> **Extracts from a graphics dataset**:
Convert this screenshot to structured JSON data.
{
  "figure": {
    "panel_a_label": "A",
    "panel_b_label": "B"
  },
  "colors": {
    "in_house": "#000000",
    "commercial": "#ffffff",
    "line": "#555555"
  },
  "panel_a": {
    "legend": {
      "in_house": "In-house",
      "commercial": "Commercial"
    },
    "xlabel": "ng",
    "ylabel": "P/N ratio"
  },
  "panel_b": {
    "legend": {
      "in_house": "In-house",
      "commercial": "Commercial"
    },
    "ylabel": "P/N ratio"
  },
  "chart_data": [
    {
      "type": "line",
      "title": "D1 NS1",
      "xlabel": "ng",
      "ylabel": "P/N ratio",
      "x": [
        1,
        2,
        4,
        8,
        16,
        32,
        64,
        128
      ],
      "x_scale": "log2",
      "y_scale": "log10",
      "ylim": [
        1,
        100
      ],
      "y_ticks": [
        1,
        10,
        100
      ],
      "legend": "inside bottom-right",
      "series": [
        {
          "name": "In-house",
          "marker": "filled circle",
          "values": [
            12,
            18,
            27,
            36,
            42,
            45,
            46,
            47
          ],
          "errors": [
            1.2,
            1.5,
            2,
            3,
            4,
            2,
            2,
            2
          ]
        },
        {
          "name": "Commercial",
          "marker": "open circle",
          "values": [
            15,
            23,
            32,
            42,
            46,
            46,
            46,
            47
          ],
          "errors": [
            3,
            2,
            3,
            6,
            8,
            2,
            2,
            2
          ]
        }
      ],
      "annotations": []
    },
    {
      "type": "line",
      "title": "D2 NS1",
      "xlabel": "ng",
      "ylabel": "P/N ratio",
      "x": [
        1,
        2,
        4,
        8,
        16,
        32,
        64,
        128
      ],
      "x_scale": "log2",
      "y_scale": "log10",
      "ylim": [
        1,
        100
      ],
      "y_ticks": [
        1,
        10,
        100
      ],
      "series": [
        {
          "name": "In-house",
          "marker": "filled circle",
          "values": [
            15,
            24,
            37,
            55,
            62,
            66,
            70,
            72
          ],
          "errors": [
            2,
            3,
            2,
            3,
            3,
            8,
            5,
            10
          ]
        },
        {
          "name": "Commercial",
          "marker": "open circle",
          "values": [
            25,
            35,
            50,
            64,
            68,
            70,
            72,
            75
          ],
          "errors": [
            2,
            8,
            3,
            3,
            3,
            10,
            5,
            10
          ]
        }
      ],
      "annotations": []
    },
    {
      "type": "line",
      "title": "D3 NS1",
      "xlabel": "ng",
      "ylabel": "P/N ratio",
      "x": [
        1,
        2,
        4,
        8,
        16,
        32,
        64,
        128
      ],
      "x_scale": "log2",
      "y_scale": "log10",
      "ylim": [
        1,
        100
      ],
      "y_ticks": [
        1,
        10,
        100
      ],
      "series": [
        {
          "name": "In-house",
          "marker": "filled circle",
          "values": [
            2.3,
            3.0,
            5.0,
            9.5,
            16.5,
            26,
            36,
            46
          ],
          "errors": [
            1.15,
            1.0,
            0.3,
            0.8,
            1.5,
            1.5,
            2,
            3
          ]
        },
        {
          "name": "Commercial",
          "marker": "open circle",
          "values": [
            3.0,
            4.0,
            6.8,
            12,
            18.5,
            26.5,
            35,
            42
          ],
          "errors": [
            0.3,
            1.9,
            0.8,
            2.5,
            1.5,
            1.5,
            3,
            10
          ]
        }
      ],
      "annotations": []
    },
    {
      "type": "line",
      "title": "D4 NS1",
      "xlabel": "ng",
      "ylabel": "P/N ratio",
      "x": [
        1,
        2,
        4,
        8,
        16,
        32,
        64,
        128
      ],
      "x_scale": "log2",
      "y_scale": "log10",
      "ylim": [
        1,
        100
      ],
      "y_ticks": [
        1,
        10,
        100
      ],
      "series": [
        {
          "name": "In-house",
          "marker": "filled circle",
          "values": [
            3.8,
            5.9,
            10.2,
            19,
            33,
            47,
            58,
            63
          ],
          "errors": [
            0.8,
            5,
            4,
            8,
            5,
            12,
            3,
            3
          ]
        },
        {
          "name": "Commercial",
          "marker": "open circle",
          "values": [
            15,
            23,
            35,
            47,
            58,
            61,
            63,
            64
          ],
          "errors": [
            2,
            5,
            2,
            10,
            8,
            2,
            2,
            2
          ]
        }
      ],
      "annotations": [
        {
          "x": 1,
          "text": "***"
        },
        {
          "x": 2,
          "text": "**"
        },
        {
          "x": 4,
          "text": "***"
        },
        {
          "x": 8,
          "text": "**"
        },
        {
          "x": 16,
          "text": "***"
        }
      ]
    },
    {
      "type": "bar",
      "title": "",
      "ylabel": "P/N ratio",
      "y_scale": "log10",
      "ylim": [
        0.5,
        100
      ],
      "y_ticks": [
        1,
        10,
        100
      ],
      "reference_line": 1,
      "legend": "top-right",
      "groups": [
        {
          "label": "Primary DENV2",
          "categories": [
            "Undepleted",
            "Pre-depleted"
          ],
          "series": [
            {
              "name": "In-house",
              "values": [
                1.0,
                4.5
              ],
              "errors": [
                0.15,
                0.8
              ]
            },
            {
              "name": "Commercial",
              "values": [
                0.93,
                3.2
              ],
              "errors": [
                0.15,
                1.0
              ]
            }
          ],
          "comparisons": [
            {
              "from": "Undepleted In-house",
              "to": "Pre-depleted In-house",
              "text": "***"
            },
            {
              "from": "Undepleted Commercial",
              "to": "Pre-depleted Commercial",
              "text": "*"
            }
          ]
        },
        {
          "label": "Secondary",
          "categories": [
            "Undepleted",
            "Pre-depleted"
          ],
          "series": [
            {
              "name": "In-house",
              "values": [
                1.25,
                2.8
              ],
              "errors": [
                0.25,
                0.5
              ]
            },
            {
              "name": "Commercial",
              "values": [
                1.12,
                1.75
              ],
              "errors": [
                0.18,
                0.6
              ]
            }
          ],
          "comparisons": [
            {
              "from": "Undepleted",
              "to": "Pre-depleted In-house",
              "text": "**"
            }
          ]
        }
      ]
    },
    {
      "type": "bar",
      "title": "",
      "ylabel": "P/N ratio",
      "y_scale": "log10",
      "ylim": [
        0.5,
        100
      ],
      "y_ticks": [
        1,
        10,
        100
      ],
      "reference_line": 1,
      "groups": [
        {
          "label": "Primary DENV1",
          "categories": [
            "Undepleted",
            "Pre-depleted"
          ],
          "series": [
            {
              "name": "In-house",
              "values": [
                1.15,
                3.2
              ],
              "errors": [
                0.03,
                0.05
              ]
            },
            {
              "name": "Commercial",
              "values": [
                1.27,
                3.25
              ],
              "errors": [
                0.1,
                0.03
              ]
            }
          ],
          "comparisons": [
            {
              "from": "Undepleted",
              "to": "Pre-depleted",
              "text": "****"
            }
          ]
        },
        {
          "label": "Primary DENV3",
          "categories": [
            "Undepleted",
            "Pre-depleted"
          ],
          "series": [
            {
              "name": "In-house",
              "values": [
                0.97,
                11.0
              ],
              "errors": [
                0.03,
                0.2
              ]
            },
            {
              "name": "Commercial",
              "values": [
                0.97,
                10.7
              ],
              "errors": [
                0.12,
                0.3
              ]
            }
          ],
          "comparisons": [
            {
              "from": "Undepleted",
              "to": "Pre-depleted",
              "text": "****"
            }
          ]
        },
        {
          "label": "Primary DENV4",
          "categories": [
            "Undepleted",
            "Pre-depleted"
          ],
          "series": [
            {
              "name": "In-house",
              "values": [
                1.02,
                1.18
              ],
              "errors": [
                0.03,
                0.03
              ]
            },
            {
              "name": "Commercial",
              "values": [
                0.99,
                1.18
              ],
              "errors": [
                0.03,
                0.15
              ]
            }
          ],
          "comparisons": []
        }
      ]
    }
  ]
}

> **Requirements**: Can you give every line above again, exactly as written?

> **Answer to the task**:
Convert this screenshot to structured JSON data.
{
  "figure": {
    "panel_a_label": "A",
    "panel_b_label": "B"
  },
  "colors": {
    "in_house": "#000000",
    "commercial": "#ffffff",
    "line": "#555555"
  },
  "panel_a": {
    "legend": {
      "in_house": "In-house",
      "commercial": "Commercial"
    },
    "xlabel": "ng",
    "ylabel": "P/N ratio"
  },
  "panel_b": {
    "legend": {
      "in_house": "In-house",
      "commercial": "Commercial"
    },
    "ylabel": "P/N ratio"
  },
  "chart_data": [
    {
      "type": "line",
      "title": "D1 NS1",
      "xlabel": "ng",
      "ylabel": "P/N ratio",
      "x": [
        1,
        2,
        4,
        8,
        16,
        32,
        64,
        128
      ],
      "x_scale": "log2",
      "y_scale": "log10",
      "ylim": [
        1,
        100
      ],
      "y_ticks": [
        1,
        10,
        100
      ],
      "legend": "inside bottom-right",
      "series": [
        {
          "name": "In-house",
          "marker": "filled circle",
          "values": [
            12,
            18,
            27,
            36,
            42,
            45,
            46,
            47
          ],
          "errors": [
            1.2,
            1.5,
            2,
            3,
            4,
            2,
            2,
            2
          ]
        },
        {
          "name": "Commercial",
          "marker": "open circle",
          "values": [
            15,
            23,
            32,
            42,
            46,
            46,
            46,
            47
          ],
          "errors": [
            3,
            2,
            3,
            6,
            8,
            2,
            2,
            2
          ]
        }
      ],
      "annotations": []
    },
    {
      "type": "line",
      "title": "D2 NS1",
      "xlabel": "ng",
      "ylabel": "P/N ratio",
      "x": [
        1,
        2,
        4,
        8,
        16,
        32,
        64,
        128
      ],
      "x_scale": "log2",
      "y_scale": "log10",
      "ylim": [
        1,
        100
      ],
      "y_ticks": [
        1,
        10,
        100
      ],
      "series": [
        {
          "name": "In-house",
          "marker": "filled circle",
          "values": [
            15,
            24,
            37,
            55,
            62,
            66,
            70,
            72
          ],
          "errors": [
            2,
            3,
            2,
            3,
            3,
            8,
            5,
            10
          ]
        },
        {
          "name": "Commercial",
          "marker": "open circle",
          "values": [
            25,
            35,
            50,
            64,
            68,
            70,
            72,
            75
          ],
          "errors": [
            2,
            8,
            3,
            3,
            3,
            10,
            5,
            10
          ]
        }
      ],
      "annotations": []
    },
    {
      "type": "line",
      "title": "D3 NS1",
      "xlabel": "ng",
      "ylabel": "P/N ratio",
      "x": [
        1,
        2,
        4,
        8,
        16,
        32,
        64,
        128
      ],
      "x_scale": "log2",
      "y_scale": "log10",
      "ylim": [
        1,
        100
      ],
      "y_ticks": [
        1,
        10,
        100
      ],
      "series": [
        {
          "name": "In-house",
          "marker": "filled circle",
          "values": [
            2.3,
            3.0,
            5.0,
            9.5,
            16.5,
            26,
            36,
            46
          ],
          "errors": [
            1.15,
            1.0,
            0.3,
            0.8,
            1.5,
            1.5,
            2,
            3
          ]
        },
        {
          "name": "Commercial",
          "marker": "open circle",
          "values": [
            3.0,
            4.0,
            6.8,
            12,
            18.5,
            26.5,
            35,
            42
          ],
          "errors": [
            0.3,
            1.9,
            0.8,
            2.5,
            1.5,
            1.5,
            3,
            10
          ]
        }
      ],
      "annotations": []
    },
    {
      "type": "line",
      "title": "D4 NS1",
      "xlabel": "ng",
      "ylabel": "P/N ratio",
      "x": [
        1,
        2,
        4,
        8,
        16,
        32,
        64,
        128
      ],
      "x_scale": "log2",
      "y_scale": "log10",
      "ylim": [
        1,
        100
      ],
      "y_ticks": [
        1,
        10,
        100
      ],
      "series": [
        {
          "name": "In-house",
          "marker": "filled circle",
          "values": [
            3.8,
            5.9,
            10.2,
            19,
            33,
            47,
            58,
            63
          ],
          "errors": [
            0.8,
            5,
            4,
            8,
            5,
            12,
            3,
            3
          ]
        },
        {
          "name": "Commercial",
          "marker": "open circle",
          "values": [
            15,
            23,
            35,
            47,
            58,
            61,
            63,
            64
          ],
          "errors": [
            2,
            5,
            2,
            10,
            8,
            2,
            2,
            2
          ]
        }
      ],
      "annotations": [
        {
          "x": 1,
          "text": "***"
        },
        {
          "x": 2,
          "text": "**"
        },
        {
          "x": 4,
          "text": "***"
        },
        {
          "x": 8,
          "text": "**"
        },
        {
          "x": 16,
          "text": "***"
        }
      ]
    },
    {
      "type": "bar",
      "title": "",
      "ylabel": "P/N ratio",
      "y_scale": "log10",
      "ylim": [
        0.5,
        100
      ],
      "y_ticks": [
        1,
        10,
        100
      ],
      "reference_line": 1,
      "legend": "top-right",
      "groups": [
        {
          "label": "Primary DENV2",
          "categories": [
            "Undepleted",
            "Pre-depleted"
          ],
          "series": [
            {
              "name": "In-house",
              "values": [
                1.0,
                4.5
              ],
              "errors": [
                0.15,
                0.8
              ]
            },
            {
              "name": "Commercial",
              "values": [
                0.93,
                3.2
              ],
              "errors": [
                0.15,
                1.0
              ]
            }
          ],
          "comparisons": [
            {
              "from": "Undepleted In-house",
              "to": "Pre-depleted In-house",
              "text": "***"
            },
            {
              "from": "Undepleted Commercial",
              "to": "Pre-depleted Commercial",
              "text": "*"
            }
          ]
        },
        {
          "label": "Secondary",
          "categories": [
            "Undepleted",
            "Pre-depleted"
          ],
          "series": [
            {
              "name": "In-house",
              "values": [
                1.25,
                2.8
              ],
              "errors": [
                0.25,
                0.5
              ]
            },
            {
              "name": "Commercial",
              "values": [
                1.12,
                1.75
              ],
              "errors": [
                0.18,
                0.6
              ]
            }
          ],
          "comparisons": [
            {
              "from": "Undepleted",
              "to": "Pre-depleted In-house",
              "text": "**"
            }
          ]
        }
      ]
    },
    {
      "type": "bar",
      "title": "",
      "ylabel": "P/N ratio",
      "y_scale": "log10",
      "ylim": [
        0.5,
        100
      ],
      "y_ticks": [
        1,
        10,
        100
      ],
      "reference_line": 1,
      "groups": [
        {
          "label": "Primary DENV1",
          "categories": [
            "Undepleted",
            "Pre-depleted"
          ],
          "series": [
            {
              "name": "In-house",
              "values": [
                1.15,
                3.2
              ],
              "errors": [
                0.03,
                0.05
              ]
            },
            {
              "name": "Commercial",
              "values": [
                1.27,
                3.25
              ],
              "errors": [
                0.1,
                0.03
              ]
            }
          ],
          "comparisons": [
            {
              "from": "Undepleted",
              "to": "Pre-depleted",
              "text": "****"
            }
          ]
        },
        {
          "label": "Primary DENV3",
          "categories": [
            "Undepleted",
            "Pre-depleted"
          ],
          "series": [
            {
              "name": "In-house",
              "values": [
                0.97,
                11.0
              ],
              "errors": [
                0.03,
                0.2
              ]
            },
            {
              "name": "Commercial",
              "values": [
                0.97,
                10.7
              ],
              "errors": [
                0.12,
                0.3
              ]
            }
          ],
          "comparisons": [
            {
              "from": "Undepleted",
              "to": "Pre-depleted",
              "text": "****"
            }
          ]
        },
        {
          "label": "Primary DENV4",
          "categories": [
            "Undepleted",
            "Pre-depleted"
          ],
          "series": [
            {
              "name": "In-house",
              "values": [
                1.02,
                1.18
              ],
              "errors": [
                0.03,
                0.03
              ]
            },
            {
              "name": "Commercial",
              "values": [
                0.99,
                1.18
              ],
              "errors": [
                0.03,
                0.15
              ]
            }
          ],
          "comparisons": []
        }
      ]
    }
  ]
}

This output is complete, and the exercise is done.